◆ **Work to complete**
Skip the images and copy each record exactly as written.

Records about charts and figures:

────────────────────────────────────────

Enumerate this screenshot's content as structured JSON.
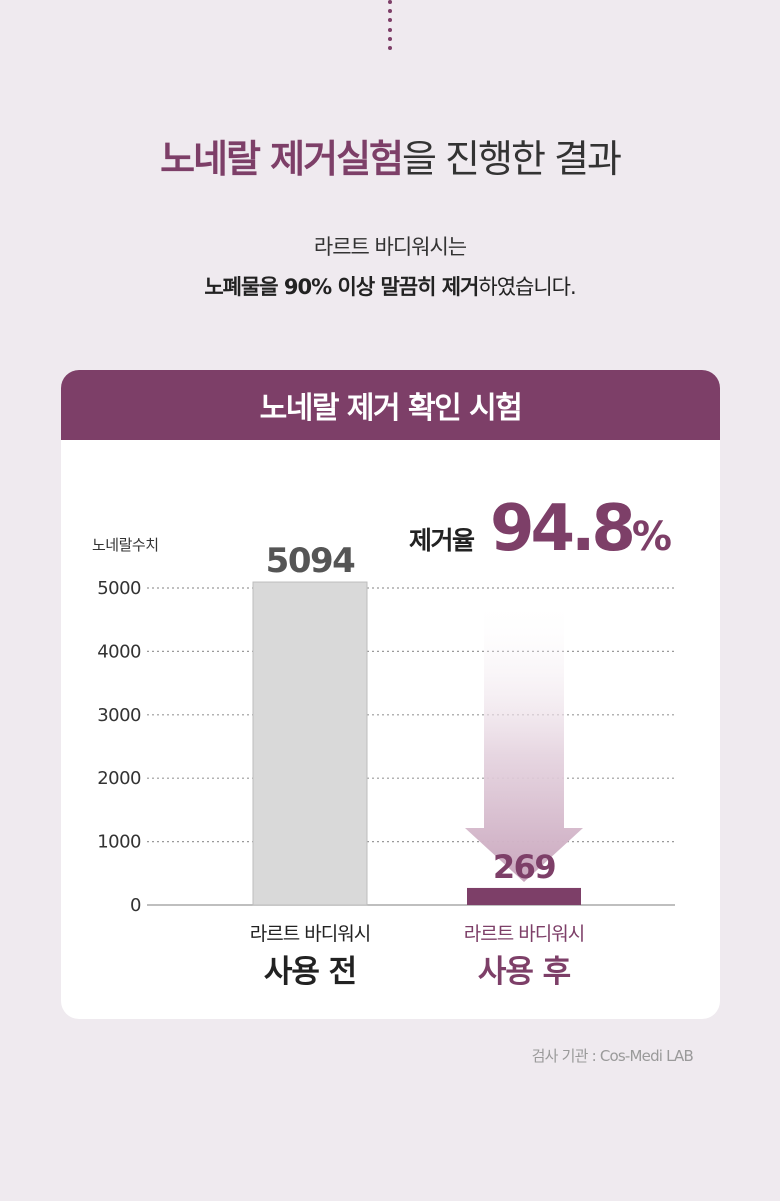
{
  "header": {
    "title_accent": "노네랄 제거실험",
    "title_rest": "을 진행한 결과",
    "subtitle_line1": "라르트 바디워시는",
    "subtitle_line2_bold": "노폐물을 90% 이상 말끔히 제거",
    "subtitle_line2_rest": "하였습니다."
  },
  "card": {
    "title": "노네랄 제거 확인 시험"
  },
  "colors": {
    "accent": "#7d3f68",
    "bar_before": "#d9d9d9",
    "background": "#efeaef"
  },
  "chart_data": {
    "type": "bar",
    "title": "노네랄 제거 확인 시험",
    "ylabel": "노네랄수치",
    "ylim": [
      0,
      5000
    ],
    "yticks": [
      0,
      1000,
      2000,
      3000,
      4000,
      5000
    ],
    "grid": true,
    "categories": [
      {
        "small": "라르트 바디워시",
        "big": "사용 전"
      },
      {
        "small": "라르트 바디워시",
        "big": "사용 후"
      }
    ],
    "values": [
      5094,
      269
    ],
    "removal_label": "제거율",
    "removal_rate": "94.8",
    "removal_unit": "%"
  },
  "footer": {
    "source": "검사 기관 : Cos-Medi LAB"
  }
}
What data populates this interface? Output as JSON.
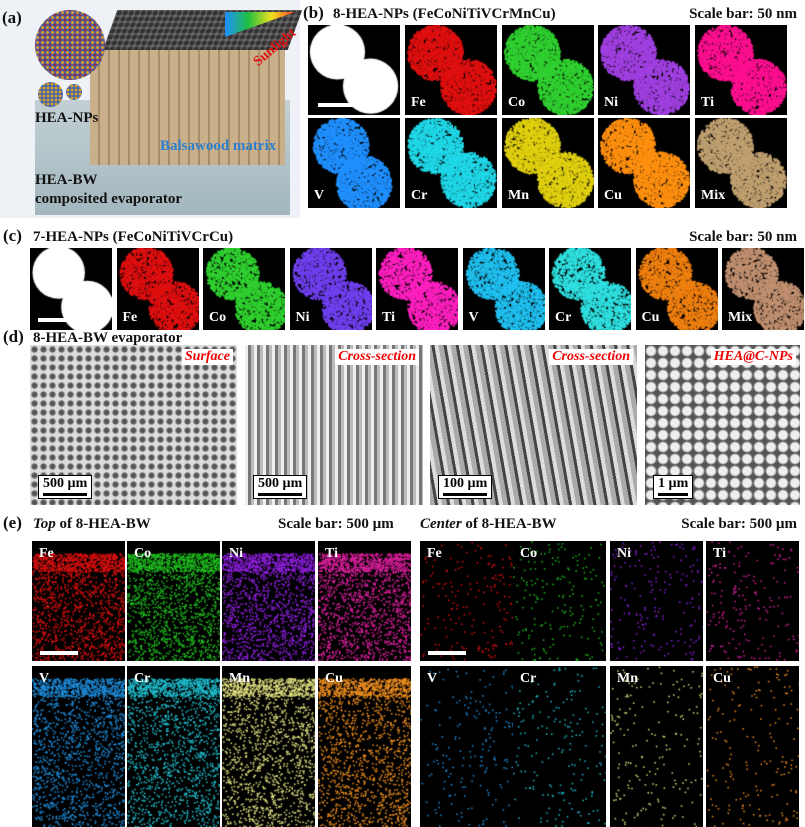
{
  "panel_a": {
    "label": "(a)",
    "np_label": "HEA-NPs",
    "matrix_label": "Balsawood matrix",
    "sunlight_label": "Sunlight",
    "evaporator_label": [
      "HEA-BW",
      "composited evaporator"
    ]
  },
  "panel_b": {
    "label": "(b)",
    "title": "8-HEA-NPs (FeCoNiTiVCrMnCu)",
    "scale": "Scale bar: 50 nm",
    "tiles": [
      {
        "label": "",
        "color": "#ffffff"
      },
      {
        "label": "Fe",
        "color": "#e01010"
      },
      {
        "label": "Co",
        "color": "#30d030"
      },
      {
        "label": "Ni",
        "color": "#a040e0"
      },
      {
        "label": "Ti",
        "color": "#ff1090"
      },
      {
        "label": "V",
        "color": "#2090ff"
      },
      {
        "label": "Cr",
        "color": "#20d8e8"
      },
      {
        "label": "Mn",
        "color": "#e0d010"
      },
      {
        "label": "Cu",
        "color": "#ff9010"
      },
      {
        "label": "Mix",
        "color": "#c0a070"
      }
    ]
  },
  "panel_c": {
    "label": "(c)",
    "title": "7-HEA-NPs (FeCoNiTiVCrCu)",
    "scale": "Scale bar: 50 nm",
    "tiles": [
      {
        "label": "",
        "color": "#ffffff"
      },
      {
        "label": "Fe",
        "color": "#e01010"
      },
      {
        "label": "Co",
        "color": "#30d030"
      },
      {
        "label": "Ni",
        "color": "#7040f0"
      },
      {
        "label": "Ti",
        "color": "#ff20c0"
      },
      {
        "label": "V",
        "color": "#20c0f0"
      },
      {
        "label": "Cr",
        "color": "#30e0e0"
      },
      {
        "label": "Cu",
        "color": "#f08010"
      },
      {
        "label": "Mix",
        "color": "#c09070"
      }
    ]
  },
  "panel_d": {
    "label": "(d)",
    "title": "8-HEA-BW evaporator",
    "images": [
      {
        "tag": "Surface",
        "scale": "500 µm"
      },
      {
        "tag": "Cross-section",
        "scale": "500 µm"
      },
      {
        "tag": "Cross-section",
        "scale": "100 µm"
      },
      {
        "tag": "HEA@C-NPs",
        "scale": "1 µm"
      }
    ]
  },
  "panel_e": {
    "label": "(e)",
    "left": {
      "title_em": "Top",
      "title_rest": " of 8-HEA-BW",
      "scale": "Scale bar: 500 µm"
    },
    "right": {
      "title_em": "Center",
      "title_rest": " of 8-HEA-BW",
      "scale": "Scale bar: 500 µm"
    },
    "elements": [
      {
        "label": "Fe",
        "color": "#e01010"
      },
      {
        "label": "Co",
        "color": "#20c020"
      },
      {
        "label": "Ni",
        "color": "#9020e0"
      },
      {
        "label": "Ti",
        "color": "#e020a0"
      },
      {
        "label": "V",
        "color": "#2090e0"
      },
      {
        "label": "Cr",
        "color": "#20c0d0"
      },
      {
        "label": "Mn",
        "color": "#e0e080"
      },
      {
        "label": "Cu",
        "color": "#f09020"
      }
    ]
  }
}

────────────────────────────────────────

◆ **Final answer**
Enumerate this screenshot's content as structured JSON.
{
  "header": {
    "title_accent": "노네랄 제거실험",
    "title_rest": "을 진행한 결과",
    "subtitle_line1": "라르트 바디워시는",
    "subtitle_line2_bold": "노폐물을 90% 이상 말끔히 제거",
    "subtitle_line2_rest": "하였습니다."
  },
  "card": {
    "title": "노네랄 제거 확인 시험"
  },
  "colors": {
    "accent": "#7d3f68",
    "bar_before": "#d9d9d9",
    "background": "#efeaef"
  },
  "chart_data": {
    "type": "bar",
    "title": "노네랄 제거 확인 시험",
    "ylabel": "노네랄수치",
    "ylim": [
      0,
      5000
    ],
    "yticks": [
      0,
      1000,
      2000,
      3000,
      4000,
      5000
    ],
    "grid": true,
    "categories": [
      {
        "small": "라르트 바디워시",
        "big": "사용 전"
      },
      {
        "small": "라르트 바디워시",
        "big": "사용 후"
      }
    ],
    "values": [
      5094,
      269
    ],
    "removal_label": "제거율",
    "removal_rate": "94.8",
    "removal_unit": "%"
  },
  "footer": {
    "source": "검사 기관 : Cos-Medi LAB"
  }
}
What data populates this interface? Output as JSON.
{
  "panel_a": {
    "label": "(a)",
    "np_label": "HEA-NPs",
    "matrix_label": "Balsawood matrix",
    "sunlight_label": "Sunlight",
    "evaporator_label": [
      "HEA-BW",
      "composited evaporator"
    ]
  },
  "panel_b": {
    "label": "(b)",
    "title": "8-HEA-NPs (FeCoNiTiVCrMnCu)",
    "scale": "Scale bar: 50 nm",
    "tiles": [
      {
        "label": "",
        "color": "#ffffff"
      },
      {
        "label": "Fe",
        "color": "#e01010"
      },
      {
        "label": "Co",
        "color": "#30d030"
      },
      {
        "label": "Ni",
        "color": "#a040e0"
      },
      {
        "label": "Ti",
        "color": "#ff1090"
      },
      {
        "label": "V",
        "color": "#2090ff"
      },
      {
        "label": "Cr",
        "color": "#20d8e8"
      },
      {
        "label": "Mn",
        "color": "#e0d010"
      },
      {
        "label": "Cu",
        "color": "#ff9010"
      },
      {
        "label": "Mix",
        "color": "#c0a070"
      }
    ]
  },
  "panel_c": {
    "label": "(c)",
    "title": "7-HEA-NPs (FeCoNiTiVCrCu)",
    "scale": "Scale bar: 50 nm",
    "tiles": [
      {
        "label": "",
        "color": "#ffffff"
      },
      {
        "label": "Fe",
        "color": "#e01010"
      },
      {
        "label": "Co",
        "color": "#30d030"
      },
      {
        "label": "Ni",
        "color": "#7040f0"
      },
      {
        "label": "Ti",
        "color": "#ff20c0"
      },
      {
        "label": "V",
        "color": "#20c0f0"
      },
      {
        "label": "Cr",
        "color": "#30e0e0"
      },
      {
        "label": "Cu",
        "color": "#f08010"
      },
      {
        "label": "Mix",
        "color": "#c09070"
      }
    ]
  },
  "panel_d": {
    "label": "(d)",
    "title": "8-HEA-BW evaporator",
    "images": [
      {
        "tag": "Surface",
        "scale": "500 µm"
      },
      {
        "tag": "Cross-section",
        "scale": "500 µm"
      },
      {
        "tag": "Cross-section",
        "scale": "100 µm"
      },
      {
        "tag": "HEA@C-NPs",
        "scale": "1 µm"
      }
    ]
  },
  "panel_e": {
    "label": "(e)",
    "left": {
      "title_em": "Top",
      "title_rest": " of 8-HEA-BW",
      "scale": "Scale bar: 500 µm"
    },
    "right": {
      "title_em": "Center",
      "title_rest": " of 8-HEA-BW",
      "scale": "Scale bar: 500 µm"
    },
    "elements": [
      {
        "label": "Fe",
        "color": "#e01010"
      },
      {
        "label": "Co",
        "color": "#20c020"
      },
      {
        "label": "Ni",
        "color": "#9020e0"
      },
      {
        "label": "Ti",
        "color": "#e020a0"
      },
      {
        "label": "V",
        "color": "#2090e0"
      },
      {
        "label": "Cr",
        "color": "#20c0d0"
      },
      {
        "label": "Mn",
        "color": "#e0e080"
      },
      {
        "label": "Cu",
        "color": "#f09020"
      }
    ]
  }
}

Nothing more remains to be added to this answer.